DATA SUPPLIED:
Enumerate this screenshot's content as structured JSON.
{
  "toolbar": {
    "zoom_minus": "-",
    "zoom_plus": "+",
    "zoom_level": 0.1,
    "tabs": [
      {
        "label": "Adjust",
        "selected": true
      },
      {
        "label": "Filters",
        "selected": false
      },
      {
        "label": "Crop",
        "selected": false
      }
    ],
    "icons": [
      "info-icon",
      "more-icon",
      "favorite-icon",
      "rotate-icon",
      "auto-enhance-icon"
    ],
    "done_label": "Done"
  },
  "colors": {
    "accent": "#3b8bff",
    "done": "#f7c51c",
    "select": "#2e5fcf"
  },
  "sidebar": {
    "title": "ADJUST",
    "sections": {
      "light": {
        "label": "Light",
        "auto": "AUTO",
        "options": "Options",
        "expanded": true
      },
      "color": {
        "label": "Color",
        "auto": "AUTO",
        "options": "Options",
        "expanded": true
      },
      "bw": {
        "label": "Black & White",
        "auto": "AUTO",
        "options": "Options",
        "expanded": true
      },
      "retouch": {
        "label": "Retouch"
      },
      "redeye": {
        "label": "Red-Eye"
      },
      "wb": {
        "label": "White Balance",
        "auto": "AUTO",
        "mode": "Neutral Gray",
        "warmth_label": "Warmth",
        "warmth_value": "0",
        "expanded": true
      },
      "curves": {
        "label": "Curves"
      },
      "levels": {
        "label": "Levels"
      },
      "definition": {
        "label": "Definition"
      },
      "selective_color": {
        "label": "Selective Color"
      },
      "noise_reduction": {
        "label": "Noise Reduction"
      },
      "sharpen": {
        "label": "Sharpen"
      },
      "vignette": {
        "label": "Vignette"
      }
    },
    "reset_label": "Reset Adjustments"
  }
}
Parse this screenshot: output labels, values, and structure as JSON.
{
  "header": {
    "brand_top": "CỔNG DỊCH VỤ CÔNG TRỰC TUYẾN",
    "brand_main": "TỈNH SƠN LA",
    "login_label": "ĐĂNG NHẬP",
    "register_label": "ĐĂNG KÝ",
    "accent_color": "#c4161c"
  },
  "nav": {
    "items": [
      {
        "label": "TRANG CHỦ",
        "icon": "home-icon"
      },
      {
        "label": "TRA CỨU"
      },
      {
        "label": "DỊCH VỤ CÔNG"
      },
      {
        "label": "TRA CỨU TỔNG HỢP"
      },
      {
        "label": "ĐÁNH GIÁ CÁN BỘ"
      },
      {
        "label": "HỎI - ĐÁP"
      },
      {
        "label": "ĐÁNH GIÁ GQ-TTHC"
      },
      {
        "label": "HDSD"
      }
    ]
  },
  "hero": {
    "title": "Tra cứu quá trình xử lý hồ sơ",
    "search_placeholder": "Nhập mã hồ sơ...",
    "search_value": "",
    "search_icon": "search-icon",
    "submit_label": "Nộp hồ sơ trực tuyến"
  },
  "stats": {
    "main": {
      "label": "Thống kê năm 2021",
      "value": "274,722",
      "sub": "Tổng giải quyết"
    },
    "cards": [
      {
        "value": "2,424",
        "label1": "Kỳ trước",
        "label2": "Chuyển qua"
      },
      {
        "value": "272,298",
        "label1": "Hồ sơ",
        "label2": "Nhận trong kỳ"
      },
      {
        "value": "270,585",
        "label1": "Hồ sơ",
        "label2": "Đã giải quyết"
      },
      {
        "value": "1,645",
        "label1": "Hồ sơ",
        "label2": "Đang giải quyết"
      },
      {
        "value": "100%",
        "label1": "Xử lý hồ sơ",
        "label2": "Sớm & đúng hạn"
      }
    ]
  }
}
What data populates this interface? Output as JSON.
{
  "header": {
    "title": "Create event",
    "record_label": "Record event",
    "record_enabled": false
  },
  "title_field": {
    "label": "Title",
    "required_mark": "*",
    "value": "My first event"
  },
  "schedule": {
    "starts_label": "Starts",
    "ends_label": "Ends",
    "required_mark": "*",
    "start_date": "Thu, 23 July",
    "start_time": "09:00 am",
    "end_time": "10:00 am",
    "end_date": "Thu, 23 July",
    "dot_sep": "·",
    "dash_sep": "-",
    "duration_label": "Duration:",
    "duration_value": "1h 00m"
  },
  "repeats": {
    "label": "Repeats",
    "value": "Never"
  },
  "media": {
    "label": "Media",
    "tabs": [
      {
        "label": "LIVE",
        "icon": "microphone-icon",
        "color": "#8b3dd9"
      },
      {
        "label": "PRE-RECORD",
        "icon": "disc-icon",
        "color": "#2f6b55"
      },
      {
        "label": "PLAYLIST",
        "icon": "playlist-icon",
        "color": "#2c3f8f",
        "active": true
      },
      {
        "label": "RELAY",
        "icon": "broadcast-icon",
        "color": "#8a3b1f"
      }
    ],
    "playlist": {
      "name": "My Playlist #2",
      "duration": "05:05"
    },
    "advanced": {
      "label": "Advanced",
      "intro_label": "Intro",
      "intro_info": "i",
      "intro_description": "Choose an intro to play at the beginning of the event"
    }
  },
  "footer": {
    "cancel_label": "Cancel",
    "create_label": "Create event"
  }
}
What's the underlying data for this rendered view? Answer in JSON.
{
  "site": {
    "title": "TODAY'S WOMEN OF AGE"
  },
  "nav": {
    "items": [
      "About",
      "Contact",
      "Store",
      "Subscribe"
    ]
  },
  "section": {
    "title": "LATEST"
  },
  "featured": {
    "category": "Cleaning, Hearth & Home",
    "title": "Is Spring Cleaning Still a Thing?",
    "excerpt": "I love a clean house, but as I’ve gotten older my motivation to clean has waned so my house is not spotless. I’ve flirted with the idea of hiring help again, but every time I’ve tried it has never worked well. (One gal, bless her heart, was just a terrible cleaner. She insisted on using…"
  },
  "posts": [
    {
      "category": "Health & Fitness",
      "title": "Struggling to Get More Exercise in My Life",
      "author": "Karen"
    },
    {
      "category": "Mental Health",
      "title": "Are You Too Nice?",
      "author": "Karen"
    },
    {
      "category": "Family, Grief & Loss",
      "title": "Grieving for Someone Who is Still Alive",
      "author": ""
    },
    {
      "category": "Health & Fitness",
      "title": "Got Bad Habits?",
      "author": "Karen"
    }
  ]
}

WORK REQUIRED:
Extract every line from the one containing "What's the underlying" through the last line of the data, inclusive, exactly as written.

FINAL ANSWER:
What's the underlying data for this rendered view? Answer in JSON.
{
  "site": {
    "title": "TODAY'S WOMEN OF AGE"
  },
  "nav": {
    "items": [
      "About",
      "Contact",
      "Store",
      "Subscribe"
    ]
  },
  "section": {
    "title": "LATEST"
  },
  "featured": {
    "category": "Cleaning, Hearth & Home",
    "title": "Is Spring Cleaning Still a Thing?",
    "excerpt": "I love a clean house, but as I’ve gotten older my motivation to clean has waned so my house is not spotless. I’ve flirted with the idea of hiring help again, but every time I’ve tried it has never worked well. (One gal, bless her heart, was just a terrible cleaner. She insisted on using…"
  },
  "posts": [
    {
      "category": "Health & Fitness",
      "title": "Struggling to Get More Exercise in My Life",
      "author": "Karen"
    },
    {
      "category": "Mental Health",
      "title": "Are You Too Nice?",
      "author": "Karen"
    },
    {
      "category": "Family, Grief & Loss",
      "title": "Grieving for Someone Who is Still Alive",
      "author": ""
    },
    {
      "category": "Health & Fitness",
      "title": "Got Bad Habits?",
      "author": "Karen"
    }
  ]
}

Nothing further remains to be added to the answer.